- EXERCISE MATERIALS

+--

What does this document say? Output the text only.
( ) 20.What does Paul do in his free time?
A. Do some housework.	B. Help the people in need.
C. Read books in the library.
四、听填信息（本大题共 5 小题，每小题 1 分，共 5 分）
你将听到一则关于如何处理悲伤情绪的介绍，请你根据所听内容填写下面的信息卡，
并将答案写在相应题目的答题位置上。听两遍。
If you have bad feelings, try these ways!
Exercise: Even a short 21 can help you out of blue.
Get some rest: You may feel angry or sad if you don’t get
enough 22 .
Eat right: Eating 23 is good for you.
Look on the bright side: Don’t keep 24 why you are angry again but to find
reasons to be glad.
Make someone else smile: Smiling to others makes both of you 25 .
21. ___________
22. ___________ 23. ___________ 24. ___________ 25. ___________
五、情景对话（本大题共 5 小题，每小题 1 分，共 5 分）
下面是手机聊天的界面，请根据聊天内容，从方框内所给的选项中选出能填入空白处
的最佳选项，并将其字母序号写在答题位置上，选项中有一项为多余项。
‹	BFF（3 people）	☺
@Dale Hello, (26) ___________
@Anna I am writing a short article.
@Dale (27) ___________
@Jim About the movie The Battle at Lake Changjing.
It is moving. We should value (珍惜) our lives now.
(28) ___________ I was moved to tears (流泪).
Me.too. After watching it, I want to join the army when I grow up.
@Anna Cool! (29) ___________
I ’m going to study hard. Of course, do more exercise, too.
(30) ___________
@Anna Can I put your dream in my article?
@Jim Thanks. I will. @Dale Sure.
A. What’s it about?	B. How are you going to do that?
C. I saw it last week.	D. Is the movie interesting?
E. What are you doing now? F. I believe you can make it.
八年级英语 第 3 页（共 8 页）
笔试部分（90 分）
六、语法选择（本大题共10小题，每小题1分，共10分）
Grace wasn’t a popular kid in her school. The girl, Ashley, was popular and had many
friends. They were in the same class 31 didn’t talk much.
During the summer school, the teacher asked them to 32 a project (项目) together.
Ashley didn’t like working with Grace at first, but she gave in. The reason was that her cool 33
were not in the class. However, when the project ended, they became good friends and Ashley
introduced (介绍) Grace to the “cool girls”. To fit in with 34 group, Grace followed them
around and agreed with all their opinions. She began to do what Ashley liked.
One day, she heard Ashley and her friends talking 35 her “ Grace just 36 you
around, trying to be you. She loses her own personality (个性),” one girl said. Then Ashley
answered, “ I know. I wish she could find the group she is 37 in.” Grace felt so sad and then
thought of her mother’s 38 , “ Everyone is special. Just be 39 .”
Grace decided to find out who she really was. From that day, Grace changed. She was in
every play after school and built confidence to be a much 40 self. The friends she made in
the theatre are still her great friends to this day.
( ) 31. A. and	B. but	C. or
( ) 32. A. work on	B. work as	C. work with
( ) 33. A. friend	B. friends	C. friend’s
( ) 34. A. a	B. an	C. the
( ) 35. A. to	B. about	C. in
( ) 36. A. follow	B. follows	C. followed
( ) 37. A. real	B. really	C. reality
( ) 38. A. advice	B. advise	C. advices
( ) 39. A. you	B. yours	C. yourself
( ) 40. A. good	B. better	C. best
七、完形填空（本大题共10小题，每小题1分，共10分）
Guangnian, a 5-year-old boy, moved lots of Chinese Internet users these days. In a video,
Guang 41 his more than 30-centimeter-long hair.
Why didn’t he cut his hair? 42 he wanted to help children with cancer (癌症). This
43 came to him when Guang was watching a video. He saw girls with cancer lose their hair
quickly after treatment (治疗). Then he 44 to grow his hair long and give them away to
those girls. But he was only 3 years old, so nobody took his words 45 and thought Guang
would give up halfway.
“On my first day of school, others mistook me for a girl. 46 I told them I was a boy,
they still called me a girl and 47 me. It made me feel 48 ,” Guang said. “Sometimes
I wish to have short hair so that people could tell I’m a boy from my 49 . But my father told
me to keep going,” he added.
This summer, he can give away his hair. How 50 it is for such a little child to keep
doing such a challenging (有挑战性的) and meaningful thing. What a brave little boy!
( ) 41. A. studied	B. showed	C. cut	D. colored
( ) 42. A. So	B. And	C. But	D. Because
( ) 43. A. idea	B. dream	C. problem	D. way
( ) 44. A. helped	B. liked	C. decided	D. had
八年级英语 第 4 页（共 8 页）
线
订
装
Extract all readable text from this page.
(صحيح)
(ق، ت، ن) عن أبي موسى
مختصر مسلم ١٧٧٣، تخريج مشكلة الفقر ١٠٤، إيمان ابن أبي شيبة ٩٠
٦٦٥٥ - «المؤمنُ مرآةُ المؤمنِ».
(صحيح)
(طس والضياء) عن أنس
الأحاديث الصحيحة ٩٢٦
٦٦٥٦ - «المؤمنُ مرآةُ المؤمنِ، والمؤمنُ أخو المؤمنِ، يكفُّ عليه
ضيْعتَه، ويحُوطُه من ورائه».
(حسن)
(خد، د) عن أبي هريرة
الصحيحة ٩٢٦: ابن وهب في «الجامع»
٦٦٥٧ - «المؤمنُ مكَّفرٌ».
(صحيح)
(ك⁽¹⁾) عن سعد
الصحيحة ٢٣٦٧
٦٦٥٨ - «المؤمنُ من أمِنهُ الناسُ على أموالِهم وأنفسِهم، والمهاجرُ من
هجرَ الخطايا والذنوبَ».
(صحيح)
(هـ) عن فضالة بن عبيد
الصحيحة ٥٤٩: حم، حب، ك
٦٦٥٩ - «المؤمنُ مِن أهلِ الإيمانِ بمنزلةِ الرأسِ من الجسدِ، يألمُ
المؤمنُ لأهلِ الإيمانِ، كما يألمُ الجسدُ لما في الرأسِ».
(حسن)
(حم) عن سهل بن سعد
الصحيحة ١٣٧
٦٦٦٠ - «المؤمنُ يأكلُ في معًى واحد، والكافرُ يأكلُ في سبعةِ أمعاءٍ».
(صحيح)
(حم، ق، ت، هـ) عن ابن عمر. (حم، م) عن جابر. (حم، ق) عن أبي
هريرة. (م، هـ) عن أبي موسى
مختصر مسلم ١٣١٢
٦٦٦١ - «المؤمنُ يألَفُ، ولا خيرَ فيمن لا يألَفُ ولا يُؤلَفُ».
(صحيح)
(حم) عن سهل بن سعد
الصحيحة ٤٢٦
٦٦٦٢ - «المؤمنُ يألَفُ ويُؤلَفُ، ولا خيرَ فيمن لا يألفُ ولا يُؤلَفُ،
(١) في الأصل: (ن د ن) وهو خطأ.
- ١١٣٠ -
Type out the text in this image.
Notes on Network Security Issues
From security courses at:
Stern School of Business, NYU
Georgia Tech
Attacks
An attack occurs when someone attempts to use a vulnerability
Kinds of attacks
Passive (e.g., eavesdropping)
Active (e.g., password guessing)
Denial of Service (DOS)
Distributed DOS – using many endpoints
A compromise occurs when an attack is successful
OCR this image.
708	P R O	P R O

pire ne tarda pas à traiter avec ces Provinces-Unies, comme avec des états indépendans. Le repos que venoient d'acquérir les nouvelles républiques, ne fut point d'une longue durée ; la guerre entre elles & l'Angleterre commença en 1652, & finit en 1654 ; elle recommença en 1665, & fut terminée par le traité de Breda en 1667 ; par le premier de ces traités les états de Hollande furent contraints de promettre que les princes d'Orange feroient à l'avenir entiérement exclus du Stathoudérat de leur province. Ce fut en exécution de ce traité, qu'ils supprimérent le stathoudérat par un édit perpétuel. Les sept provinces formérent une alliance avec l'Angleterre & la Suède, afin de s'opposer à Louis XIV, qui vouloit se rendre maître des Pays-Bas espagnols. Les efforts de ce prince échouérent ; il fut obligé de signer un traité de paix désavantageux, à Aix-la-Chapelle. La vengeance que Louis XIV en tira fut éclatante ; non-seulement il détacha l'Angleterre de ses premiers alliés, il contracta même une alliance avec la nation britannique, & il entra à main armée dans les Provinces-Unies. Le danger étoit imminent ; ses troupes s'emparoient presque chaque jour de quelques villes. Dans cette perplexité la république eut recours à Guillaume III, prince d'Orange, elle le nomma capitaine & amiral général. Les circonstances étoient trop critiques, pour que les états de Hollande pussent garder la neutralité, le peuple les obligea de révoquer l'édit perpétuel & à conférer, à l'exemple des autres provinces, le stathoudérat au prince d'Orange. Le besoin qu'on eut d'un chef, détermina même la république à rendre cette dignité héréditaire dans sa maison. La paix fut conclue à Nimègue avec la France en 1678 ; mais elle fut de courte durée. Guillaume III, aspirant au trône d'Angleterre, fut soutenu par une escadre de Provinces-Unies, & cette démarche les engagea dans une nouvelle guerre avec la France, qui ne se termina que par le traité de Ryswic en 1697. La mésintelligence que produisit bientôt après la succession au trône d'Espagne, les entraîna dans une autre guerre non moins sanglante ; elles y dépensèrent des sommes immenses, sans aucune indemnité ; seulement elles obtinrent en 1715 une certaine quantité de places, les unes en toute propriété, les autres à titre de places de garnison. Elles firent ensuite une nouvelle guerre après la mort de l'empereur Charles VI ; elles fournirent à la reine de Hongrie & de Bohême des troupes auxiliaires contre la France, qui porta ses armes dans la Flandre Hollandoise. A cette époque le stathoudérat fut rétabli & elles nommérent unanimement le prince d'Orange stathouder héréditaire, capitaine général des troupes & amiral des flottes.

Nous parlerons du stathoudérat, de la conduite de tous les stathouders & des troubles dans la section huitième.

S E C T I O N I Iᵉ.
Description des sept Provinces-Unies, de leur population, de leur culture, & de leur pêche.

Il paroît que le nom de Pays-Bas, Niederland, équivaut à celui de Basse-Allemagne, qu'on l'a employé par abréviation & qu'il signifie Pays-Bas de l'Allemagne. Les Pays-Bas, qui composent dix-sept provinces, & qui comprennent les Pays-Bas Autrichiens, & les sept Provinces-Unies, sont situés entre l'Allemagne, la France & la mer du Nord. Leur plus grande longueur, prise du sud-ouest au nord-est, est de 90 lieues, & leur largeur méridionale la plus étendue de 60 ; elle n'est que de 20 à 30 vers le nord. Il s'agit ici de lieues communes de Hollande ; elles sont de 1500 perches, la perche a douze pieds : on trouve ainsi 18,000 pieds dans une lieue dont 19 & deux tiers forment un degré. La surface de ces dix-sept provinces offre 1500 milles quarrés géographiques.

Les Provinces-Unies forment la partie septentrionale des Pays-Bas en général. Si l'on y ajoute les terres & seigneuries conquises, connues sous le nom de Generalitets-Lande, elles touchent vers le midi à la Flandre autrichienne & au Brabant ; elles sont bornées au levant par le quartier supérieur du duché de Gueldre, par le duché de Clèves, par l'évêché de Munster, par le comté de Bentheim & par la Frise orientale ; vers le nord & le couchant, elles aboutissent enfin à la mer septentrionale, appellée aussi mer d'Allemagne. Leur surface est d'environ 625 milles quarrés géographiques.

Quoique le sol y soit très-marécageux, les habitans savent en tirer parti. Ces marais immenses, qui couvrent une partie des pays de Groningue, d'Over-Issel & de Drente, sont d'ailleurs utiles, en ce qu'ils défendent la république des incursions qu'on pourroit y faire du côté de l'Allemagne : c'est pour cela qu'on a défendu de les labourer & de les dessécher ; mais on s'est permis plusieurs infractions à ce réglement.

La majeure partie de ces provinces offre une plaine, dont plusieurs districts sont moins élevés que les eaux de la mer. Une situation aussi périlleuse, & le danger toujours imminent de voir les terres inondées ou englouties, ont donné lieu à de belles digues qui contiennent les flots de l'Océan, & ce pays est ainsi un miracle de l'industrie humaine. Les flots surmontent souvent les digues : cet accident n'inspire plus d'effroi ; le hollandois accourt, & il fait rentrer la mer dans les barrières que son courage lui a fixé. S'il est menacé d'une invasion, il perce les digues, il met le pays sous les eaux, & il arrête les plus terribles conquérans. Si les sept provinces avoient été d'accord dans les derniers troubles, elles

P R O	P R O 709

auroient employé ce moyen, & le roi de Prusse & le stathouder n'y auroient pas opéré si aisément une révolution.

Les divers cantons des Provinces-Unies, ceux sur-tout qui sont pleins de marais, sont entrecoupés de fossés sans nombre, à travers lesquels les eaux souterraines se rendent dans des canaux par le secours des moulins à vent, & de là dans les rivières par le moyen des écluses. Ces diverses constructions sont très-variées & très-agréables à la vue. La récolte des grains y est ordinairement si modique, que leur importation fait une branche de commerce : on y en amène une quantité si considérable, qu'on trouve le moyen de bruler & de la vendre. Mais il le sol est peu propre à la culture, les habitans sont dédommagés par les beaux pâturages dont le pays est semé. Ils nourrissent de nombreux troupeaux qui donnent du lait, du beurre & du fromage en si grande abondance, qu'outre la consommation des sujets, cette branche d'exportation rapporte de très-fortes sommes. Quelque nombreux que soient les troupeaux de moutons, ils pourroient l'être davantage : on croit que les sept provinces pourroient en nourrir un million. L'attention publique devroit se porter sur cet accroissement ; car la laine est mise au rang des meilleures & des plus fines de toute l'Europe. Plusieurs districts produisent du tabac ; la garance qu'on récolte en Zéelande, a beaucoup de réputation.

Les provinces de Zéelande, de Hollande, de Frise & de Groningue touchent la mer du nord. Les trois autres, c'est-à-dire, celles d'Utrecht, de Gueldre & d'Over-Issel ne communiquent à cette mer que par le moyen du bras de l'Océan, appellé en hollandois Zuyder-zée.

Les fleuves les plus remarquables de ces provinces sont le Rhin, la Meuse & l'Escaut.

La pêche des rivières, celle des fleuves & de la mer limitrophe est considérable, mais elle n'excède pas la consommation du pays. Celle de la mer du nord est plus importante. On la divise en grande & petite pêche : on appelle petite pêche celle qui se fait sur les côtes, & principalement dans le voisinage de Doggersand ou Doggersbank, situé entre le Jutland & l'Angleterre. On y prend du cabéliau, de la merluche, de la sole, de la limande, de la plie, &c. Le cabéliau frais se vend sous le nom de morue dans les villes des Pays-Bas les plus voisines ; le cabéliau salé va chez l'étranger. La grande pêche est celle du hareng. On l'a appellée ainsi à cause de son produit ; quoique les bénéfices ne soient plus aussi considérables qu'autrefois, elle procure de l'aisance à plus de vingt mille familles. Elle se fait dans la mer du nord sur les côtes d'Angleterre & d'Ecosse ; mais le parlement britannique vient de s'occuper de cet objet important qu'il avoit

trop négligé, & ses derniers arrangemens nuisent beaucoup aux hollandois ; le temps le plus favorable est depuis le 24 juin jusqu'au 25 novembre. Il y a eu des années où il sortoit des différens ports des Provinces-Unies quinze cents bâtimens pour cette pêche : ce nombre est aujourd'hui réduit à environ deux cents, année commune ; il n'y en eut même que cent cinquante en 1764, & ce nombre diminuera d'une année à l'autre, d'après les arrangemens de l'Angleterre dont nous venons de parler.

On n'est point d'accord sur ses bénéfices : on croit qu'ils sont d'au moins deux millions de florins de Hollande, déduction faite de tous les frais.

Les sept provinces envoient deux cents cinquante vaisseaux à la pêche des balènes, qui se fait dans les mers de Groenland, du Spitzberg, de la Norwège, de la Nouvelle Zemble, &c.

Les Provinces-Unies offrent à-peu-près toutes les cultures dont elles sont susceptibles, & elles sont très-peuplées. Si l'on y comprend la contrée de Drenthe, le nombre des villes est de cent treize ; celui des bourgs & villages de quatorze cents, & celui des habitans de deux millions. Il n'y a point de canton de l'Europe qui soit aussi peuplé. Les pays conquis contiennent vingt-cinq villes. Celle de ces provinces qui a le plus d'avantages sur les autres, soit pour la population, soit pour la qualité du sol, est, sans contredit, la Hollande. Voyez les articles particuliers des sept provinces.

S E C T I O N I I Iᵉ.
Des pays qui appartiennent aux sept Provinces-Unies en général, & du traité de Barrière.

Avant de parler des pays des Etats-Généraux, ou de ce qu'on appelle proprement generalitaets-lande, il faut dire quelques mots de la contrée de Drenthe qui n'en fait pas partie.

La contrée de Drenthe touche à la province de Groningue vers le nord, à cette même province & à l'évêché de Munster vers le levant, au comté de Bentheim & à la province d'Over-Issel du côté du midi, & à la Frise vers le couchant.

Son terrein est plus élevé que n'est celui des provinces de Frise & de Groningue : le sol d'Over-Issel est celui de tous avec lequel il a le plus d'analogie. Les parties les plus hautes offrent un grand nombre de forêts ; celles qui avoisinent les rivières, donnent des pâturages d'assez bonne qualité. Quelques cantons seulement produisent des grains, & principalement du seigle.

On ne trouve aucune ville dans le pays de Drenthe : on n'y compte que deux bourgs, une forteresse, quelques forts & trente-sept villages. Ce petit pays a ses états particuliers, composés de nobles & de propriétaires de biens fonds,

+--

- PROBLEM DETAILS
Copy all lines from the material that contain "côté".

- EXERCISE RESPONSE
Quoique le sol y soit très-marécageux, les habitans savent en tirer parti. Ces marais immenses, qui couvrent une partie des pays de Groningue, d'Over-Issel & de Drente, sont d'ailleurs utiles, en ce qu'ils défendent la république des incursions qu'on pourroit y faire du côté de l'Allemagne : c'est pour cela qu'on a défendu de les labourer & de les dessécher ; mais on s'est permis plusieurs infractions à ce réglement.
La contrée de Drenthe touche à la province de Groningue vers le nord, à cette même province & à l'évêché de Munster vers le levant, au comté de Bentheim & à la province d'Over-Issel du côté du midi, & à la Frise vers le couchant.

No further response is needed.